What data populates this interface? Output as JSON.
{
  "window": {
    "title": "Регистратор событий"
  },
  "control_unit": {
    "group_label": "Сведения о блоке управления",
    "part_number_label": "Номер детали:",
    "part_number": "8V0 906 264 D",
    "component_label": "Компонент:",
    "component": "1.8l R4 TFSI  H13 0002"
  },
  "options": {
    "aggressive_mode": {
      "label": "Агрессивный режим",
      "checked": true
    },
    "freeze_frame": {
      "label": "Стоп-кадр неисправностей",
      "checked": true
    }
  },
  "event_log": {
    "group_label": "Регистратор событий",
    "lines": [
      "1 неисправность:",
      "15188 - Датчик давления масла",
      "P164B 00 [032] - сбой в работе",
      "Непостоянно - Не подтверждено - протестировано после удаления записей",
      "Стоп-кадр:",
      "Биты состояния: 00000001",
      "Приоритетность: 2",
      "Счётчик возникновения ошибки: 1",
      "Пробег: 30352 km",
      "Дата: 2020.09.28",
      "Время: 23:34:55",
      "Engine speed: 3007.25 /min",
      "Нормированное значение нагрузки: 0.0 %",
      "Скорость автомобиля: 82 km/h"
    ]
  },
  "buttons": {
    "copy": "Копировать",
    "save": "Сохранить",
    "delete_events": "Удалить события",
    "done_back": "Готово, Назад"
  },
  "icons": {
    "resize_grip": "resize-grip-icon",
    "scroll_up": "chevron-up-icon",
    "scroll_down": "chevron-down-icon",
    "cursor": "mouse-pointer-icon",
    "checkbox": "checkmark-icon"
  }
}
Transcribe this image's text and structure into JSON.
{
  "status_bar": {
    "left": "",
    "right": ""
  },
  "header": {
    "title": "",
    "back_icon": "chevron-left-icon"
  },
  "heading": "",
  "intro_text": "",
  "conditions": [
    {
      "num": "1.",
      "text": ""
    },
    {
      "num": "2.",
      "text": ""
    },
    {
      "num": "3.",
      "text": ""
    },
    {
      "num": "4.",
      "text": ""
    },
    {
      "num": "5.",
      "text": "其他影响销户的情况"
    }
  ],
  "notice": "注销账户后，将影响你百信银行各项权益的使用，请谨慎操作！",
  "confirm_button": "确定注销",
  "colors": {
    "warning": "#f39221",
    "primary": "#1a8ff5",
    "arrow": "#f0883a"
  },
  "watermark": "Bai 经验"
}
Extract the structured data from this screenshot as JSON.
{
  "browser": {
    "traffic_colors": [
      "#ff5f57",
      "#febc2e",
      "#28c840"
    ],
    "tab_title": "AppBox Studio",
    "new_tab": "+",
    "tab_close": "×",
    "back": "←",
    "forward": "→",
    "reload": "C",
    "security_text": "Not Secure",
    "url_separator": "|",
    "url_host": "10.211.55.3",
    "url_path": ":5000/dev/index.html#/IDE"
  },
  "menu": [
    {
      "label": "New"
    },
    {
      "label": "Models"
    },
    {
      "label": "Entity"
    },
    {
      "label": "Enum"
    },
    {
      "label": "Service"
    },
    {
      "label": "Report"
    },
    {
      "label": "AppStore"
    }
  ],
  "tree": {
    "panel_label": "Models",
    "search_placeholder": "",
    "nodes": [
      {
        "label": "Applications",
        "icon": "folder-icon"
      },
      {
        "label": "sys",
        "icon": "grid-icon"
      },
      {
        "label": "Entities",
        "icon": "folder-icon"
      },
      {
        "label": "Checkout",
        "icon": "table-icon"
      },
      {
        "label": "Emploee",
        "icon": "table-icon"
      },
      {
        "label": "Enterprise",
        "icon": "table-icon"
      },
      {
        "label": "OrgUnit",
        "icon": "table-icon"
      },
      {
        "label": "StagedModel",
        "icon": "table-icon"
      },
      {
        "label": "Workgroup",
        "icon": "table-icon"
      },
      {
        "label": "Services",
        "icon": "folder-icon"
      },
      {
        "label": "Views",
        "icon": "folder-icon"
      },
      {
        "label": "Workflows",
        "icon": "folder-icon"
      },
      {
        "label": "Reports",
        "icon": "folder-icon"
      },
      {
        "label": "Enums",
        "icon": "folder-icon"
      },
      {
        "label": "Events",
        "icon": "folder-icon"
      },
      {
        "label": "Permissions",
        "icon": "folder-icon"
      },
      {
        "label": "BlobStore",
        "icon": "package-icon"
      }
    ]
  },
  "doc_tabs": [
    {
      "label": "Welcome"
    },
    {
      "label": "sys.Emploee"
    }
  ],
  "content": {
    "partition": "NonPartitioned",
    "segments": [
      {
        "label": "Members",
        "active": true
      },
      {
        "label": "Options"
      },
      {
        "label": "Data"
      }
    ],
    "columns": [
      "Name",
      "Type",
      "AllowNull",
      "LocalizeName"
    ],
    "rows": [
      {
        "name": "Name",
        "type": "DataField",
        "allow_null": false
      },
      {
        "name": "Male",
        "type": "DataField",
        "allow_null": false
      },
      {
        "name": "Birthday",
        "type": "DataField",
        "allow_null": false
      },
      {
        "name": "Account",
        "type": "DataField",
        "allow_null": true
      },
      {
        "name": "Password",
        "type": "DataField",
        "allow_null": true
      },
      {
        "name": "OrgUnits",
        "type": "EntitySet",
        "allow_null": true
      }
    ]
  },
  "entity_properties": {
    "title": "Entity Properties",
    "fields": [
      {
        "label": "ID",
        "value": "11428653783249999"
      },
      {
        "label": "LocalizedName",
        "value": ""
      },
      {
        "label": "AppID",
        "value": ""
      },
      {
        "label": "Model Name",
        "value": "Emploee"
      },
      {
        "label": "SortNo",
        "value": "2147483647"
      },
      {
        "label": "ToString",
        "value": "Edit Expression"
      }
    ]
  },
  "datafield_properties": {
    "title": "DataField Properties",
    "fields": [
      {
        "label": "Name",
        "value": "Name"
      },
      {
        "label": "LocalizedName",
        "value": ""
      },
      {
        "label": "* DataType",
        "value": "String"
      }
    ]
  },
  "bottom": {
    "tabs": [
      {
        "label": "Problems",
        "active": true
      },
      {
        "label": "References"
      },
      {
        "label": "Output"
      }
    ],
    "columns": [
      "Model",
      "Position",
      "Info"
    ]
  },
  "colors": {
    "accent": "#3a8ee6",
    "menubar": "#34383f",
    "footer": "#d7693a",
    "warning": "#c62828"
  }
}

------------------------------

TASK DETAILS >> Using the data above, repeat every line exactly.

ANSWER FOR THIS EXERCISE >>
What data populates this interface? Output as JSON.
{
  "window": {
    "title": "Регистратор событий"
  },
  "control_unit": {
    "group_label": "Сведения о блоке управления",
    "part_number_label": "Номер детали:",
    "part_number": "8V0 906 264 D",
    "component_label": "Компонент:",
    "component": "1.8l R4 TFSI  H13 0002"
  },
  "options": {
    "aggressive_mode": {
      "label": "Агрессивный режим",
      "checked": true
    },
    "freeze_frame": {
      "label": "Стоп-кадр неисправностей",
      "checked": true
    }
  },
  "event_log": {
    "group_label": "Регистратор событий",
    "lines": [
      "1 неисправность:",
      "15188 - Датчик давления масла",
      "P164B 00 [032] - сбой в работе",
      "Непостоянно - Не подтверждено - протестировано после удаления записей",
      "Стоп-кадр:",
      "Биты состояния: 00000001",
      "Приоритетность: 2",
      "Счётчик возникновения ошибки: 1",
      "Пробег: 30352 km",
      "Дата: 2020.09.28",
      "Время: 23:34:55",
      "Engine speed: 3007.25 /min",
      "Нормированное значение нагрузки: 0.0 %",
      "Скорость автомобиля: 82 km/h"
    ]
  },
  "buttons": {
    "copy": "Копировать",
    "save": "Сохранить",
    "delete_events": "Удалить события",
    "done_back": "Готово, Назад"
  },
  "icons": {
    "resize_grip": "resize-grip-icon",
    "scroll_up": "chevron-up-icon",
    "scroll_down": "chevron-down-icon",
    "cursor": "mouse-pointer-icon",
    "checkbox": "checkmark-icon"
  }
}
Transcribe this image's text and structure into JSON.
{
  "status_bar": {
    "left": "",
    "right": ""
  },
  "header": {
    "title": "",
    "back_icon": "chevron-left-icon"
  },
  "heading": "",
  "intro_text": "",
  "conditions": [
    {
      "num": "1.",
      "text": ""
    },
    {
      "num": "2.",
      "text": ""
    },
    {
      "num": "3.",
      "text": ""
    },
    {
      "num": "4.",
      "text": ""
    },
    {
      "num": "5.",
      "text": "其他影响销户的情况"
    }
  ],
  "notice": "注销账户后，将影响你百信银行各项权益的使用，请谨慎操作！",
  "confirm_button": "确定注销",
  "colors": {
    "warning": "#f39221",
    "primary": "#1a8ff5",
    "arrow": "#f0883a"
  },
  "watermark": "Bai 经验"
}
Extract the structured data from this screenshot as JSON.
{
  "browser": {
    "traffic_colors": [
      "#ff5f57",
      "#febc2e",
      "#28c840"
    ],
    "tab_title": "AppBox Studio",
    "new_tab": "+",
    "tab_close": "×",
    "back": "←",
    "forward": "→",
    "reload": "C",
    "security_text": "Not Secure",
    "url_separator": "|",
    "url_host": "10.211.55.3",
    "url_path": ":5000/dev/index.html#/IDE"
  },
  "menu": [
    {
      "label": "New"
    },
    {
      "label": "Models"
    },
    {
      "label": "Entity"
    },
    {
      "label": "Enum"
    },
    {
      "label": "Service"
    },
    {
      "label": "Report"
    },
    {
      "label": "AppStore"
    }
  ],
  "tree": {
    "panel_label": "Models",
    "search_placeholder": "",
    "nodes": [
      {
        "label": "Applications",
        "icon": "folder-icon"
      },
      {
        "label": "sys",
        "icon": "grid-icon"
      },
      {
        "label": "Entities",
        "icon": "folder-icon"
      },
      {
        "label": "Checkout",
        "icon": "table-icon"
      },
      {
        "label": "Emploee",
        "icon": "table-icon"
      },
      {
        "label": "Enterprise",
        "icon": "table-icon"
      },
      {
        "label": "OrgUnit",
        "icon": "table-icon"
      },
      {
        "label": "StagedModel",
        "icon": "table-icon"
      },
      {
        "label": "Workgroup",
        "icon": "table-icon"
      },
      {
        "label": "Services",
        "icon": "folder-icon"
      },
      {
        "label": "Views",
        "icon": "folder-icon"
      },
      {
        "label": "Workflows",
        "icon": "folder-icon"
      },
      {
        "label": "Reports",
        "icon": "folder-icon"
      },
      {
        "label": "Enums",
        "icon": "folder-icon"
      },
      {
        "label": "Events",
        "icon": "folder-icon"
      },
      {
        "label": "Permissions",
        "icon": "folder-icon"
      },
      {
        "label": "BlobStore",
        "icon": "package-icon"
      }
    ]
  },
  "doc_tabs": [
    {
      "label": "Welcome"
    },
    {
      "label": "sys.Emploee"
    }
  ],
  "content": {
    "partition": "NonPartitioned",
    "segments": [
      {
        "label": "Members",
        "active": true
      },
      {
        "label": "Options"
      },
      {
        "label": "Data"
      }
    ],
    "columns": [
      "Name",
      "Type",
      "AllowNull",
      "LocalizeName"
    ],
    "rows": [
      {
        "name": "Name",
        "type": "DataField",
        "allow_null": false
      },
      {
        "name": "Male",
        "type": "DataField",
        "allow_null": false
      },
      {
        "name": "Birthday",
        "type": "DataField",
        "allow_null": false
      },
      {
        "name": "Account",
        "type": "DataField",
        "allow_null": true
      },
      {
        "name": "Password",
        "type": "DataField",
        "allow_null": true
      },
      {
        "name": "OrgUnits",
        "type": "EntitySet",
        "allow_null": true
      }
    ]
  },
  "entity_properties": {
    "title": "Entity Properties",
    "fields": [
      {
        "label": "ID",
        "value": "11428653783249999"
      },
      {
        "label": "LocalizedName",
        "value": ""
      },
      {
        "label": "AppID",
        "value": ""
      },
      {
        "label": "Model Name",
        "value": "Emploee"
      },
      {
        "label": "SortNo",
        "value": "2147483647"
      },
      {
        "label": "ToString",
        "value": "Edit Expression"
      }
    ]
  },
  "datafield_properties": {
    "title": "DataField Properties",
    "fields": [
      {
        "label": "Name",
        "value": "Name"
      },
      {
        "label": "LocalizedName",
        "value": ""
      },
      {
        "label": "* DataType",
        "value": "String"
      }
    ]
  },
  "bottom": {
    "tabs": [
      {
        "label": "Problems",
        "active": true
      },
      {
        "label": "References"
      },
      {
        "label": "Output"
      }
    ],
    "columns": [
      "Model",
      "Position",
      "Info"
    ]
  },
  "colors": {
    "accent": "#3a8ee6",
    "menubar": "#34383f",
    "footer": "#d7693a",
    "warning": "#c62828"
  }
}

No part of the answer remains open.